> [Exercise requirements]:
Filter the entries below, keeping each line that contains the string "Figure". Letter case must match.
::: Input data
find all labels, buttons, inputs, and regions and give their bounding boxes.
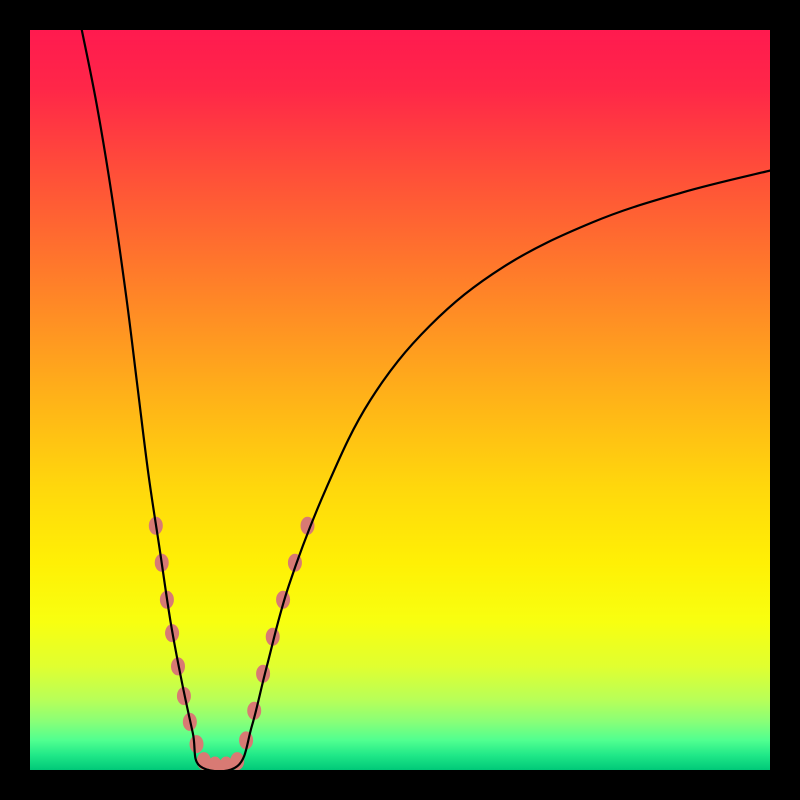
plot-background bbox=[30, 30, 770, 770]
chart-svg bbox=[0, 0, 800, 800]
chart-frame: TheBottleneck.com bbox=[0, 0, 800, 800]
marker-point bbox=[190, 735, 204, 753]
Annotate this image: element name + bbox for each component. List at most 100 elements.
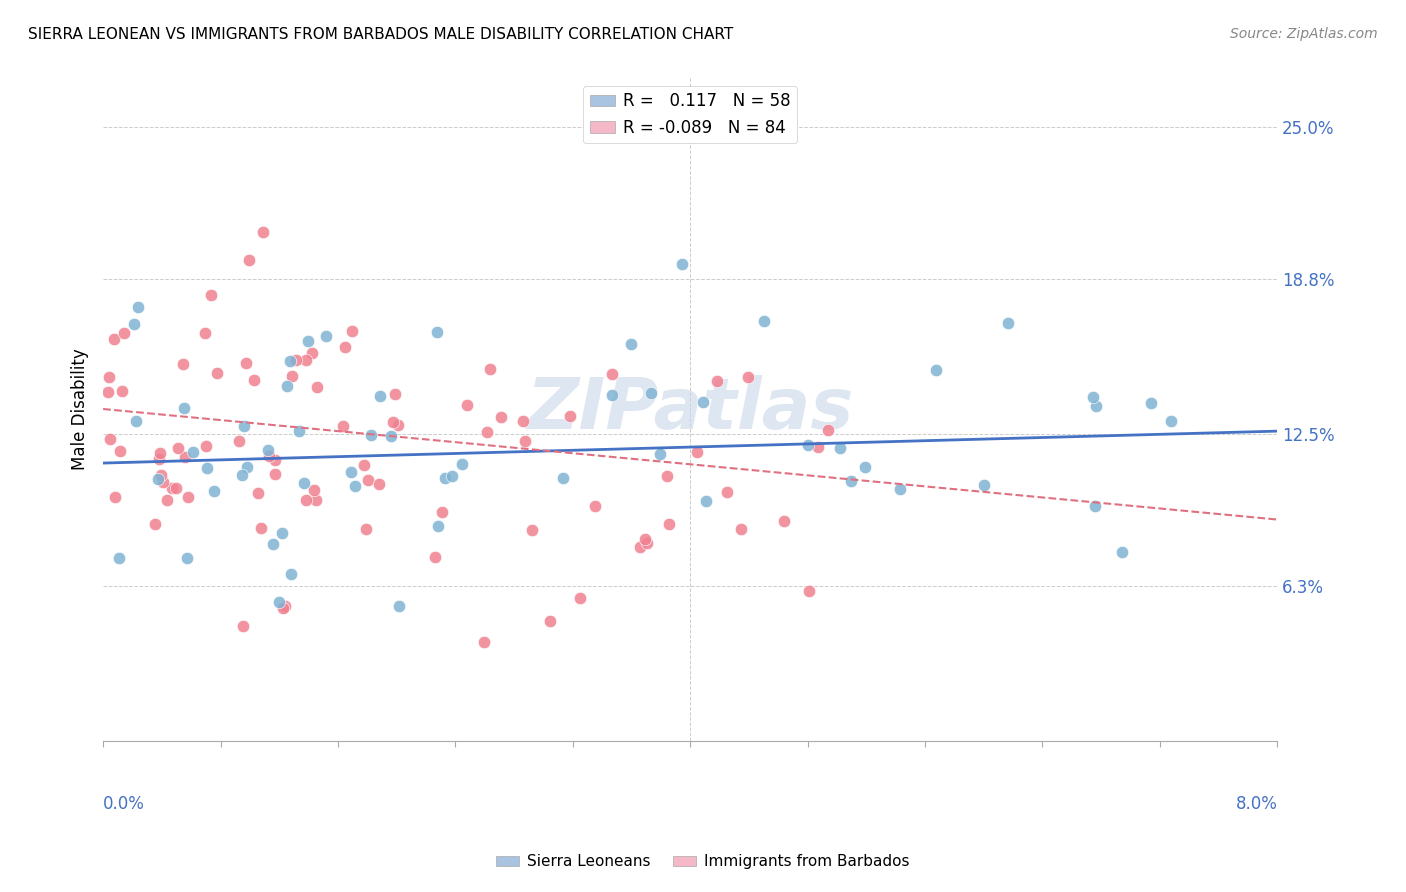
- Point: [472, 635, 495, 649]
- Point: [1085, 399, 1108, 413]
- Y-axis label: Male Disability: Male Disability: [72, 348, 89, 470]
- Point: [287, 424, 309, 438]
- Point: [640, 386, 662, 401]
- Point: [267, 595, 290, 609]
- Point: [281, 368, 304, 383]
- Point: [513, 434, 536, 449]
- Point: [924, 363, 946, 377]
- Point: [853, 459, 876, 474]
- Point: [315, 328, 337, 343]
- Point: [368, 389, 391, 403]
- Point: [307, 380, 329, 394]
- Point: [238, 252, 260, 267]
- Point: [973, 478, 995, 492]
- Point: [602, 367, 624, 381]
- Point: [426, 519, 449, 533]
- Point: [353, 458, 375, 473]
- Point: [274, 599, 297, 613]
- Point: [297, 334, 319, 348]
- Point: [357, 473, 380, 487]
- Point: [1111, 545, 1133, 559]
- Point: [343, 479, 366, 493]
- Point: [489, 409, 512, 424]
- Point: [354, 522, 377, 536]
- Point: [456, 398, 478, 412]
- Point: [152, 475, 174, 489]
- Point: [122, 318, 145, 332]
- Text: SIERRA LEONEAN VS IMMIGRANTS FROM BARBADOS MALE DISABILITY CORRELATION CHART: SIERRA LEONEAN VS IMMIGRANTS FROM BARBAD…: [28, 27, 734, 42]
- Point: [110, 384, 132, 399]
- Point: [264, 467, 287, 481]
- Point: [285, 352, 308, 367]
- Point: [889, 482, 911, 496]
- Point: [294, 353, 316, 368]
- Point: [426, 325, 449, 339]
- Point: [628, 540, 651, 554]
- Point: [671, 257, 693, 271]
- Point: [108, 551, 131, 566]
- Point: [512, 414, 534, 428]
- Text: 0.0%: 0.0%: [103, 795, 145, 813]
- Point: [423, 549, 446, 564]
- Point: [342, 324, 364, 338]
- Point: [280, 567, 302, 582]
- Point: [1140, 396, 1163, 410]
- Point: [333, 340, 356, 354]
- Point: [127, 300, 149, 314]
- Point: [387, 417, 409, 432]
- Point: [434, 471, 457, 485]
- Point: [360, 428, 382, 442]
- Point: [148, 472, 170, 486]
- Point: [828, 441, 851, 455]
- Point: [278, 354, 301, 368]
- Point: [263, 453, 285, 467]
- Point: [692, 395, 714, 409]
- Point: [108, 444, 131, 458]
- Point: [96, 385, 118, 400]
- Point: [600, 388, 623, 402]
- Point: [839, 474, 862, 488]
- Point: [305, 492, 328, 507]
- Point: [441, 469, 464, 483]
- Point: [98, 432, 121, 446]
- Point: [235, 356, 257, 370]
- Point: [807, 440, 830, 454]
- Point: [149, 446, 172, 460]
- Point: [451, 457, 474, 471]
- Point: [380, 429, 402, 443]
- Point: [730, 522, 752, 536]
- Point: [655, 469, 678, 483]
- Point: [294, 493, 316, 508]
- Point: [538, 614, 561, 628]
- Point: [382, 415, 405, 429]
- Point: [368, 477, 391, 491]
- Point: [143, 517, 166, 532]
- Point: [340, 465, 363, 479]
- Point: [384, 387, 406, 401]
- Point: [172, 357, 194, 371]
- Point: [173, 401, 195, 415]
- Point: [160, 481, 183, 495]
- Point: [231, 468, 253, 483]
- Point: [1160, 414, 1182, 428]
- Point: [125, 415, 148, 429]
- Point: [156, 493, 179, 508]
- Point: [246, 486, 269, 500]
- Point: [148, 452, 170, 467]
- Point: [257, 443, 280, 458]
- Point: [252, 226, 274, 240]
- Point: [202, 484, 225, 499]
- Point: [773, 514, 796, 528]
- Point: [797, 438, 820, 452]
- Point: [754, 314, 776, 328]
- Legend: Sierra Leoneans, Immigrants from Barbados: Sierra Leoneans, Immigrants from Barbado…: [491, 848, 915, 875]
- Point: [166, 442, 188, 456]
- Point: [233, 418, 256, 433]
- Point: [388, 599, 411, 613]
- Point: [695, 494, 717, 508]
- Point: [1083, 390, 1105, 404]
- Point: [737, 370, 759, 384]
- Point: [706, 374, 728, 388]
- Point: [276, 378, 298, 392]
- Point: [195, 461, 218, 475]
::::::
::: Input data
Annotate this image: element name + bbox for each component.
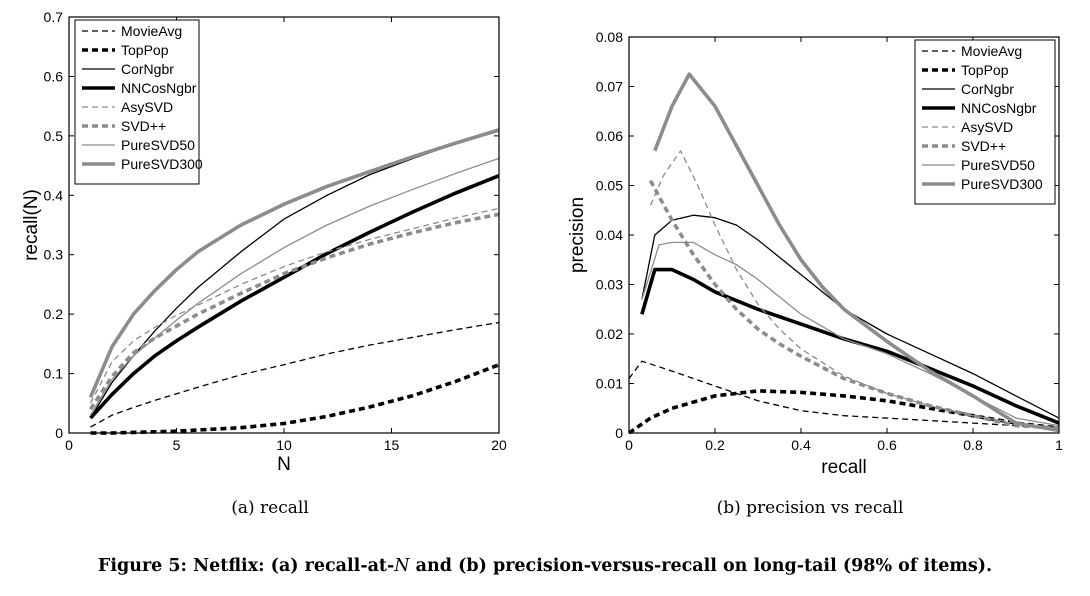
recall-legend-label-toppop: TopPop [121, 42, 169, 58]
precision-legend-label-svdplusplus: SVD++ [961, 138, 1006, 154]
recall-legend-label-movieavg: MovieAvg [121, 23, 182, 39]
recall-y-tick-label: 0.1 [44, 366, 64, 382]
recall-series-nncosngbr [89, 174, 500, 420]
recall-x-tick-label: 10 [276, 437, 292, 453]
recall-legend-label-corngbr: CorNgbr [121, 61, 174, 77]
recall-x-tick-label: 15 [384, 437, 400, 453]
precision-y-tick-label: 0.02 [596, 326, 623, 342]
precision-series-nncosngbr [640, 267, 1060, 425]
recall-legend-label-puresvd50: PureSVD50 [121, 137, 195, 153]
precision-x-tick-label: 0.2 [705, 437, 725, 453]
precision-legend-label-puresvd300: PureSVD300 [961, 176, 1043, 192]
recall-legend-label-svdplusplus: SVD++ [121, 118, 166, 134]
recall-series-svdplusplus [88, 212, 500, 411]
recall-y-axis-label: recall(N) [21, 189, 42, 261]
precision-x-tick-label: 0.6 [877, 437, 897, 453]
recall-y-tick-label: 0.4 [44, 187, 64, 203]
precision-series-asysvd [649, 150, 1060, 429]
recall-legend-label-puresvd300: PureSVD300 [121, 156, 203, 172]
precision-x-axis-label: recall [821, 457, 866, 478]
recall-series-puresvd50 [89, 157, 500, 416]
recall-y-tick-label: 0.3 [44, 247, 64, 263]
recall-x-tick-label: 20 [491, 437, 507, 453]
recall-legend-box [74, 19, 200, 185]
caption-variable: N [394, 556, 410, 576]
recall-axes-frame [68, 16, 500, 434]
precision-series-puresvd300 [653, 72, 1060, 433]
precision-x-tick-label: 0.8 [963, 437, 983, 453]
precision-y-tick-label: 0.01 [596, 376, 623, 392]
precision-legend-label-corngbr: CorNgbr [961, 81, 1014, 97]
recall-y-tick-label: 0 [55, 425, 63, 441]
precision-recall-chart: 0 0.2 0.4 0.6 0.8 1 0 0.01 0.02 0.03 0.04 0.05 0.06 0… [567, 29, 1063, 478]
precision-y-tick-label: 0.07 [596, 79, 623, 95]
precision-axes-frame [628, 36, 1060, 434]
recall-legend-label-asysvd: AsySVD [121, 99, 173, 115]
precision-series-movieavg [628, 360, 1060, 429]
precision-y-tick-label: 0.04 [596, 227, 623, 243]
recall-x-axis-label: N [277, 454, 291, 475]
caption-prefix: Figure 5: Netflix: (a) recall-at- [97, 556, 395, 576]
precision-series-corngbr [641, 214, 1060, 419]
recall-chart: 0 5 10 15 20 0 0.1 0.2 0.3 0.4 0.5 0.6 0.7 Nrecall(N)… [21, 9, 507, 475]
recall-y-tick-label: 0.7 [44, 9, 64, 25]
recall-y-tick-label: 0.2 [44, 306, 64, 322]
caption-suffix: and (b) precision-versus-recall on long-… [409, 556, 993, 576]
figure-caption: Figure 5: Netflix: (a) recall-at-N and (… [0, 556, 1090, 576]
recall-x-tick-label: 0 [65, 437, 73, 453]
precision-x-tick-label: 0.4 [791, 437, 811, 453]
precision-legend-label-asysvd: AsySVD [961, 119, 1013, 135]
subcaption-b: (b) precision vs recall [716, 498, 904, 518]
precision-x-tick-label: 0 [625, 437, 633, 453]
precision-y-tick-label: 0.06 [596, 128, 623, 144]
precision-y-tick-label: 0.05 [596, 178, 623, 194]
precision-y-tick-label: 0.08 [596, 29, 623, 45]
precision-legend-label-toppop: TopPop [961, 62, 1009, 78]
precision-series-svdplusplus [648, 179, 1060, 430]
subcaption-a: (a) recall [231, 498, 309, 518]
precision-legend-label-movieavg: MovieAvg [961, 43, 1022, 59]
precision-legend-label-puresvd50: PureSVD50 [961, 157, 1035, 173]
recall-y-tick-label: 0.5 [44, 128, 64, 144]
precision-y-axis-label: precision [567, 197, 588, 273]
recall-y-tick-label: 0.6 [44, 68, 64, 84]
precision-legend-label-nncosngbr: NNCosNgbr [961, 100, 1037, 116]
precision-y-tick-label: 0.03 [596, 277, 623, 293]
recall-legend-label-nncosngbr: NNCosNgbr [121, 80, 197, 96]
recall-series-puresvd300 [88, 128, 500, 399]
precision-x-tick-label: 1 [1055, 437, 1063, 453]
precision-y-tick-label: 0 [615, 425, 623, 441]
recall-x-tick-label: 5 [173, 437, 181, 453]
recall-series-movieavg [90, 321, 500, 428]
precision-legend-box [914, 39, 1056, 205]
::::::
::: Input data
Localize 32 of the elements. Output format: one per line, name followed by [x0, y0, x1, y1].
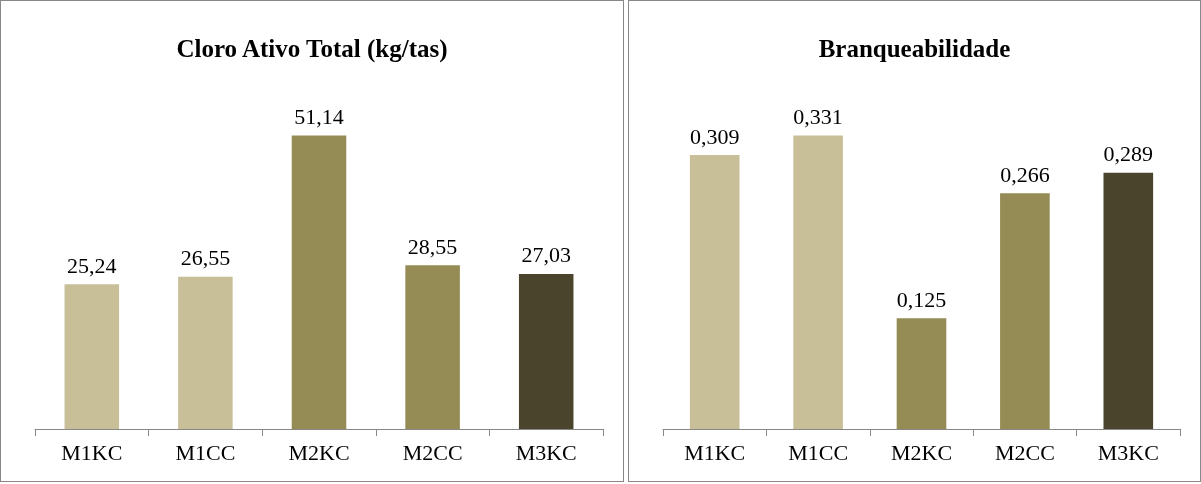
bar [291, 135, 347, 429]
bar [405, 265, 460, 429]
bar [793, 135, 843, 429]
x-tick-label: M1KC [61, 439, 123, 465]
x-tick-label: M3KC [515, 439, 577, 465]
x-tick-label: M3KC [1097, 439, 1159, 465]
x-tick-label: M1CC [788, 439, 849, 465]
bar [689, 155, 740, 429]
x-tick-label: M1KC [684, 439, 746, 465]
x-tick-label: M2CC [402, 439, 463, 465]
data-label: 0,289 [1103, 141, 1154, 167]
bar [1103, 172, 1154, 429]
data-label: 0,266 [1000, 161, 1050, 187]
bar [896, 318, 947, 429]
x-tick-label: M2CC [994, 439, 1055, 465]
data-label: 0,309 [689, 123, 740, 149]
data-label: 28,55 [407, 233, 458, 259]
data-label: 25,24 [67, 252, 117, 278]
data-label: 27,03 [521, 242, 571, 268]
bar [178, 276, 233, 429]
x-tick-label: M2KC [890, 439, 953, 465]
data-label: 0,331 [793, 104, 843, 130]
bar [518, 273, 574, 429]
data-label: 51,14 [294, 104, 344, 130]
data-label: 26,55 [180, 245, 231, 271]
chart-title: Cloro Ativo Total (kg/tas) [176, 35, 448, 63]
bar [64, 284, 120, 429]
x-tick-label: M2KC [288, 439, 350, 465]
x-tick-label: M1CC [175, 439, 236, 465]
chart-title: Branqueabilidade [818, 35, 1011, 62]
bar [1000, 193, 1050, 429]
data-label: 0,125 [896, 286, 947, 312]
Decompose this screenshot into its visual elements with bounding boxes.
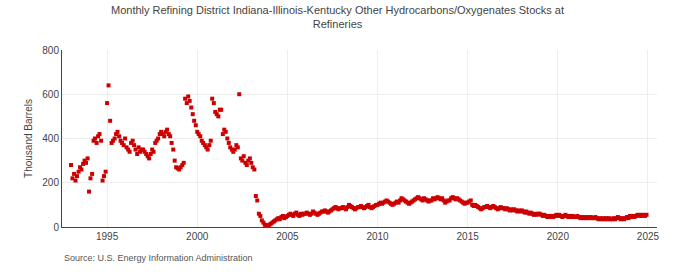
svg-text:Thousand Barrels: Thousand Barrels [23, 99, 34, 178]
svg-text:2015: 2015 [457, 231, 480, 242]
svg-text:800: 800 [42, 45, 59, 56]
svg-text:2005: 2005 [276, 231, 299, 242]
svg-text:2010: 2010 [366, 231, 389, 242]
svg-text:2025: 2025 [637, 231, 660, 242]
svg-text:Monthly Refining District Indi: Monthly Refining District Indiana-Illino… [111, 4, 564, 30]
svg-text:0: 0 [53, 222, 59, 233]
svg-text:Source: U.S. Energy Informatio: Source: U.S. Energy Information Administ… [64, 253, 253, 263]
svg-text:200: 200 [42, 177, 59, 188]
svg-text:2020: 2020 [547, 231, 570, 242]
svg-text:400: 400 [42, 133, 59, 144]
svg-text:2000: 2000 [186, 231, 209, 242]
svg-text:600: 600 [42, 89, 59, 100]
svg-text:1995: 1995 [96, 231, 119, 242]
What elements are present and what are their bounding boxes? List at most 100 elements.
::::::
> [The result]:
caption-prefix: Figure 5: Netflix: (a) recall-at- [97, 556, 395, 576]
figure-caption: Figure 5: Netflix: (a) recall-at-N and (… [0, 556, 1090, 576]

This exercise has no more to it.